# [Given exercise]
Reproduce the records below exactly as given.

# [Supplied records]
--

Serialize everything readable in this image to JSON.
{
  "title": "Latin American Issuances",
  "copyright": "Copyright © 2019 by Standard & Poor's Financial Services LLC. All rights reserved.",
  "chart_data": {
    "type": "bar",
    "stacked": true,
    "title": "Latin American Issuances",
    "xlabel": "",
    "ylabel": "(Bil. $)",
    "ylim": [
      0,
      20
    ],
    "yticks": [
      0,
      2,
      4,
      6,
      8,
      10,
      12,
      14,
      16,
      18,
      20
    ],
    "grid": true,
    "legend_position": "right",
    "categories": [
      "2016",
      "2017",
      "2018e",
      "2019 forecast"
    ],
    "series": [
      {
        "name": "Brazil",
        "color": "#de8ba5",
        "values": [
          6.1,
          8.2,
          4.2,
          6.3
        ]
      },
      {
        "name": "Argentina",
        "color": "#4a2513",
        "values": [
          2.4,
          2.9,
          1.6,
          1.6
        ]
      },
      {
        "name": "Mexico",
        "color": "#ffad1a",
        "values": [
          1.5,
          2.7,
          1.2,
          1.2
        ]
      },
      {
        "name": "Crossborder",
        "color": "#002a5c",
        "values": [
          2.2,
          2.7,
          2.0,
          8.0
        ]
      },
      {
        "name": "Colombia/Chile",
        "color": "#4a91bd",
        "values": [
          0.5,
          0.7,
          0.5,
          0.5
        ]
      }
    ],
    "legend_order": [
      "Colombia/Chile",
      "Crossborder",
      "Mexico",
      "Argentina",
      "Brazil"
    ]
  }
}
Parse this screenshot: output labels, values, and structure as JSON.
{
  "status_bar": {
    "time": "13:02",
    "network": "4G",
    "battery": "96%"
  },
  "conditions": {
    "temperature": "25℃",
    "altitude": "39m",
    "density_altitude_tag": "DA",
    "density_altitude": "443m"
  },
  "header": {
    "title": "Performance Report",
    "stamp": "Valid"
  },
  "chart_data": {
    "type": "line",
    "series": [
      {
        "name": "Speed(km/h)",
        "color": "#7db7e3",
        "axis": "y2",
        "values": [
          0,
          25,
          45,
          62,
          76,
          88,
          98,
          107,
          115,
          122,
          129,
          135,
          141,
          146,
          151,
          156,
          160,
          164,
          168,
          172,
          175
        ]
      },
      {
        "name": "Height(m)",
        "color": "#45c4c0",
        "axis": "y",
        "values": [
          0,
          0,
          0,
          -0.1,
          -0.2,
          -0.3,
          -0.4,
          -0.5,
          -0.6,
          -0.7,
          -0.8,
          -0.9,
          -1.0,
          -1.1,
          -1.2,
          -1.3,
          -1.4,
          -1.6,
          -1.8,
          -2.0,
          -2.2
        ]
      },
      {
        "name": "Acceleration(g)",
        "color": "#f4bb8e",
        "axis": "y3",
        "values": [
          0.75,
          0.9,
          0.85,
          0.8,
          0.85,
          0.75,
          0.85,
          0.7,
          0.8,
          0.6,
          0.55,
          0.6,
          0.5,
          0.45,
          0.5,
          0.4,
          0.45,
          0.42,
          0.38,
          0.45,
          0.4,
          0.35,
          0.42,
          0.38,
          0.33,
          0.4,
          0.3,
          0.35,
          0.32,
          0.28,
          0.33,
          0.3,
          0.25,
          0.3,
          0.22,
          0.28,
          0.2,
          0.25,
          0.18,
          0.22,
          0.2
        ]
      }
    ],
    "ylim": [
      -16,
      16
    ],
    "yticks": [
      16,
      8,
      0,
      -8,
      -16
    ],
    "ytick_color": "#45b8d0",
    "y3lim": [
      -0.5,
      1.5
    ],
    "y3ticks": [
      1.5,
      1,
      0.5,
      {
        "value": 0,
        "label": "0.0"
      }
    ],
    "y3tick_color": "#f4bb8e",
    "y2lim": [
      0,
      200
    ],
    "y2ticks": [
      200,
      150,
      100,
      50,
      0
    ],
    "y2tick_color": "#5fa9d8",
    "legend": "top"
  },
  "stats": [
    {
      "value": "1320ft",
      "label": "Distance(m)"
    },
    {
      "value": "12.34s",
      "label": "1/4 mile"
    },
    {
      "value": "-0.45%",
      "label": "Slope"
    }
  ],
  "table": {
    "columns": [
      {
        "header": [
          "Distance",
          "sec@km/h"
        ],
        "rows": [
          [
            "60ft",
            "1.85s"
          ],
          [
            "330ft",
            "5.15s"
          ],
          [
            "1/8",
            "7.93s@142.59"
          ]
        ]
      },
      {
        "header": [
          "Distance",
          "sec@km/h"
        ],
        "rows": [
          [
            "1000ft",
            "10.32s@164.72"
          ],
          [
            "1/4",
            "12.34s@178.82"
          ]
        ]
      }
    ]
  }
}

--

# [Answer in full]
Serialize everything readable in this image to JSON.
{
  "title": "Latin American Issuances",
  "copyright": "Copyright © 2019 by Standard & Poor's Financial Services LLC. All rights reserved.",
  "chart_data": {
    "type": "bar",
    "stacked": true,
    "title": "Latin American Issuances",
    "xlabel": "",
    "ylabel": "(Bil. $)",
    "ylim": [
      0,
      20
    ],
    "yticks": [
      0,
      2,
      4,
      6,
      8,
      10,
      12,
      14,
      16,
      18,
      20
    ],
    "grid": true,
    "legend_position": "right",
    "categories": [
      "2016",
      "2017",
      "2018e",
      "2019 forecast"
    ],
    "series": [
      {
        "name": "Brazil",
        "color": "#de8ba5",
        "values": [
          6.1,
          8.2,
          4.2,
          6.3
        ]
      },
      {
        "name": "Argentina",
        "color": "#4a2513",
        "values": [
          2.4,
          2.9,
          1.6,
          1.6
        ]
      },
      {
        "name": "Mexico",
        "color": "#ffad1a",
        "values": [
          1.5,
          2.7,
          1.2,
          1.2
        ]
      },
      {
        "name": "Crossborder",
        "color": "#002a5c",
        "values": [
          2.2,
          2.7,
          2.0,
          8.0
        ]
      },
      {
        "name": "Colombia/Chile",
        "color": "#4a91bd",
        "values": [
          0.5,
          0.7,
          0.5,
          0.5
        ]
      }
    ],
    "legend_order": [
      "Colombia/Chile",
      "Crossborder",
      "Mexico",
      "Argentina",
      "Brazil"
    ]
  }
}
Parse this screenshot: output labels, values, and structure as JSON.
{
  "status_bar": {
    "time": "13:02",
    "network": "4G",
    "battery": "96%"
  },
  "conditions": {
    "temperature": "25℃",
    "altitude": "39m",
    "density_altitude_tag": "DA",
    "density_altitude": "443m"
  },
  "header": {
    "title": "Performance Report",
    "stamp": "Valid"
  },
  "chart_data": {
    "type": "line",
    "series": [
      {
        "name": "Speed(km/h)",
        "color": "#7db7e3",
        "axis": "y2",
        "values": [
          0,
          25,
          45,
          62,
          76,
          88,
          98,
          107,
          115,
          122,
          129,
          135,
          141,
          146,
          151,
          156,
          160,
          164,
          168,
          172,
          175
        ]
      },
      {
        "name": "Height(m)",
        "color": "#45c4c0",
        "axis": "y",
        "values": [
          0,
          0,
          0,
          -0.1,
          -0.2,
          -0.3,
          -0.4,
          -0.5,
          -0.6,
          -0.7,
          -0.8,
          -0.9,
          -1.0,
          -1.1,
          -1.2,
          -1.3,
          -1.4,
          -1.6,
          -1.8,
          -2.0,
          -2.2
        ]
      },
      {
        "name": "Acceleration(g)",
        "color": "#f4bb8e",
        "axis": "y3",
        "values": [
          0.75,
          0.9,
          0.85,
          0.8,
          0.85,
          0.75,
          0.85,
          0.7,
          0.8,
          0.6,
          0.55,
          0.6,
          0.5,
          0.45,
          0.5,
          0.4,
          0.45,
          0.42,
          0.38,
          0.45,
          0.4,
          0.35,
          0.42,
          0.38,
          0.33,
          0.4,
          0.3,
          0.35,
          0.32,
          0.28,
          0.33,
          0.3,
          0.25,
          0.3,
          0.22,
          0.28,
          0.2,
          0.25,
          0.18,
          0.22,
          0.2
        ]
      }
    ],
    "ylim": [
      -16,
      16
    ],
    "yticks": [
      16,
      8,
      0,
      -8,
      -16
    ],
    "ytick_color": "#45b8d0",
    "y3lim": [
      -0.5,
      1.5
    ],
    "y3ticks": [
      1.5,
      1,
      0.5,
      {
        "value": 0,
        "label": "0.0"
      }
    ],
    "y3tick_color": "#f4bb8e",
    "y2lim": [
      0,
      200
    ],
    "y2ticks": [
      200,
      150,
      100,
      50,
      0
    ],
    "y2tick_color": "#5fa9d8",
    "legend": "top"
  },
  "stats": [
    {
      "value": "1320ft",
      "label": "Distance(m)"
    },
    {
      "value": "12.34s",
      "label": "1/4 mile"
    },
    {
      "value": "-0.45%",
      "label": "Slope"
    }
  ],
  "table": {
    "columns": [
      {
        "header": [
          "Distance",
          "sec@km/h"
        ],
        "rows": [
          [
            "60ft",
            "1.85s"
          ],
          [
            "330ft",
            "5.15s"
          ],
          [
            "1/8",
            "7.93s@142.59"
          ]
        ]
      },
      {
        "header": [
          "Distance",
          "sec@km/h"
        ],
        "rows": [
          [
            "1000ft",
            "10.32s@164.72"
          ],
          [
            "1/4",
            "12.34s@178.82"
          ]
        ]
      }
    ]
  }
}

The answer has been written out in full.